** Exercise objective **
Copy every line in which the string "true" occurs.

** Dataset content **

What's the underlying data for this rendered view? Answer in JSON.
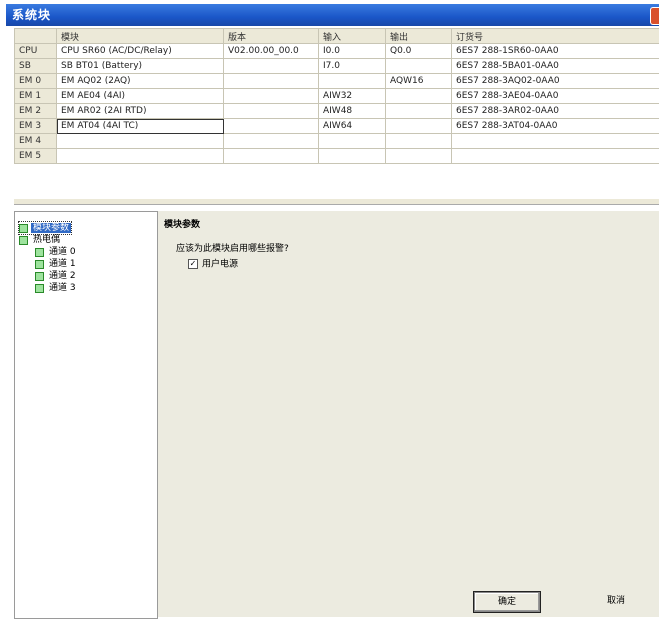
{
  "window": {
    "title": "系统块"
  },
  "table": {
    "headers": [
      "",
      "模块",
      "版本",
      "输入",
      "输出",
      "订货号"
    ],
    "rows": [
      [
        "CPU",
        "CPU SR60 (AC/DC/Relay)",
        "V02.00.00_00.0",
        "I0.0",
        "Q0.0",
        "6ES7 288-1SR60-0AA0"
      ],
      [
        "SB",
        "SB BT01 (Battery)",
        "",
        "I7.0",
        "",
        "6ES7 288-5BA01-0AA0"
      ],
      [
        "EM 0",
        "EM AQ02 (2AQ)",
        "",
        "",
        "AQW16",
        "6ES7 288-3AQ02-0AA0"
      ],
      [
        "EM 1",
        "EM AE04 (4AI)",
        "",
        "AIW32",
        "",
        "6ES7 288-3AE04-0AA0"
      ],
      [
        "EM 2",
        "EM AR02 (2AI RTD)",
        "",
        "AIW48",
        "",
        "6ES7 288-3AR02-0AA0"
      ],
      [
        "EM 3",
        "EM AT04 (4AI TC)",
        "",
        "AIW64",
        "",
        "6ES7 288-3AT04-0AA0"
      ],
      [
        "EM 4",
        "",
        "",
        "",
        "",
        ""
      ],
      [
        "EM 5",
        "",
        "",
        "",
        "",
        ""
      ]
    ]
  },
  "tree": {
    "items": [
      {
        "label": "模块参数",
        "selected": true
      },
      {
        "label": "热电偶",
        "selected": false
      },
      {
        "label": "通道 0",
        "selected": false
      },
      {
        "label": "通道 1",
        "selected": false
      },
      {
        "label": "通道 2",
        "selected": false
      },
      {
        "label": "通道 3",
        "selected": false
      }
    ]
  },
  "params": {
    "title": "模块参数",
    "question": "应该为此模块启用哪些报警?",
    "checkbox_label": "用户电源",
    "checkbox_checked": true
  },
  "buttons": {
    "ok": "确定",
    "cancel": "取消"
  }
}
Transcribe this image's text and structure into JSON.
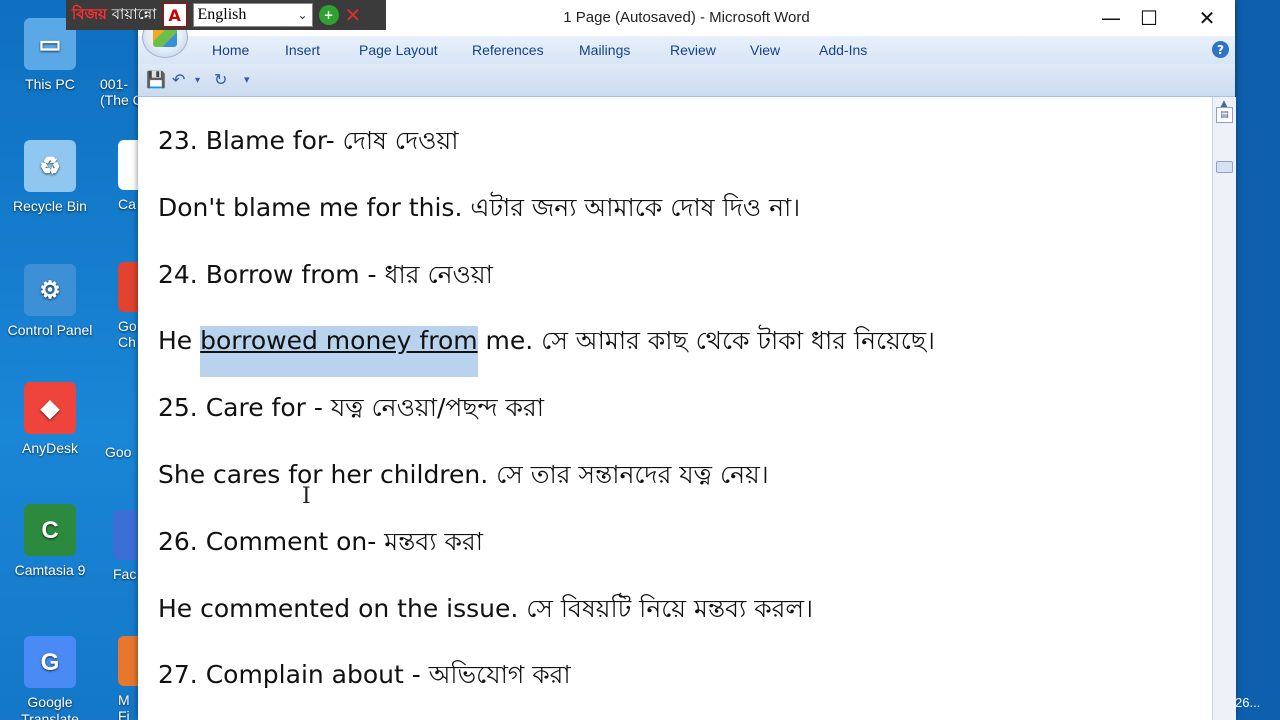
{
  "desktop": {
    "icons": [
      {
        "label": "This PC",
        "icon": "computer-icon",
        "color": "#5aa9e6"
      },
      {
        "label": "Recycle Bin",
        "icon": "recycle-bin-icon",
        "color": "#8fc7f0"
      },
      {
        "label": "Control Panel",
        "icon": "control-panel-icon",
        "color": "#3d8fd6"
      },
      {
        "label": "AnyDesk",
        "icon": "anydesk-icon",
        "color": "#ef443b"
      },
      {
        "label": "Camtasia 9",
        "icon": "camtasia-icon",
        "color": "#2b8a3e"
      },
      {
        "label": "Google Translate",
        "icon": "google-translate-icon",
        "color": "#4a8af4"
      }
    ],
    "peek_icons": [
      {
        "label": "001-\n(The C",
        "icon": "file-icon"
      },
      {
        "label": "Ca",
        "icon": "app-icon"
      },
      {
        "label": "Go\nCh",
        "icon": "chrome-icon"
      },
      {
        "label": "Goo",
        "icon": "chrome-icon"
      },
      {
        "label": "Fac",
        "icon": "facebook-icon"
      },
      {
        "label": "M\nFi",
        "icon": "firefox-icon"
      }
    ],
    "taskbar_peek_text": "26..."
  },
  "langbar": {
    "brand": "বিজয় বায়ান্নো",
    "brand_red": "বিজয়",
    "brand_rest": "বায়ান্নো",
    "language": "English"
  },
  "word": {
    "title": "1 Page (Autosaved) - Microsoft Word",
    "tabs": [
      "Home",
      "Insert",
      "Page Layout",
      "References",
      "Mailings",
      "Review",
      "View",
      "Add-Ins"
    ],
    "lines": [
      {
        "id": "l1",
        "text": "23. Blame for- দোষ দেওয়া"
      },
      {
        "id": "l2",
        "text": "Don't blame me for this. এটার জন্য আমাকে দোষ দিও না।"
      },
      {
        "id": "l3",
        "text": "24. Borrow from - ধার নেওয়া"
      },
      {
        "id": "l4",
        "before": "He ",
        "selected": "borrowed money from",
        "after": " me. সে আমার কাছ থেকে টাকা ধার নিয়েছে।"
      },
      {
        "id": "l5",
        "text": "25. Care for - যত্ন নেওয়া/পছন্দ করা"
      },
      {
        "id": "l6",
        "text": "She cares for her children. সে তার সন্তানদের যত্ন নেয়।"
      },
      {
        "id": "l7",
        "text": "26. Comment on- মন্তব্য করা"
      },
      {
        "id": "l8",
        "text": "He commented on the issue. সে বিষয়টি নিয়ে মন্তব্য করল।"
      },
      {
        "id": "l9",
        "text": "27. Complain about - অভিযোগ করা"
      }
    ]
  }
}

** Written response **
        "selected": true
    "checkbox_checked": true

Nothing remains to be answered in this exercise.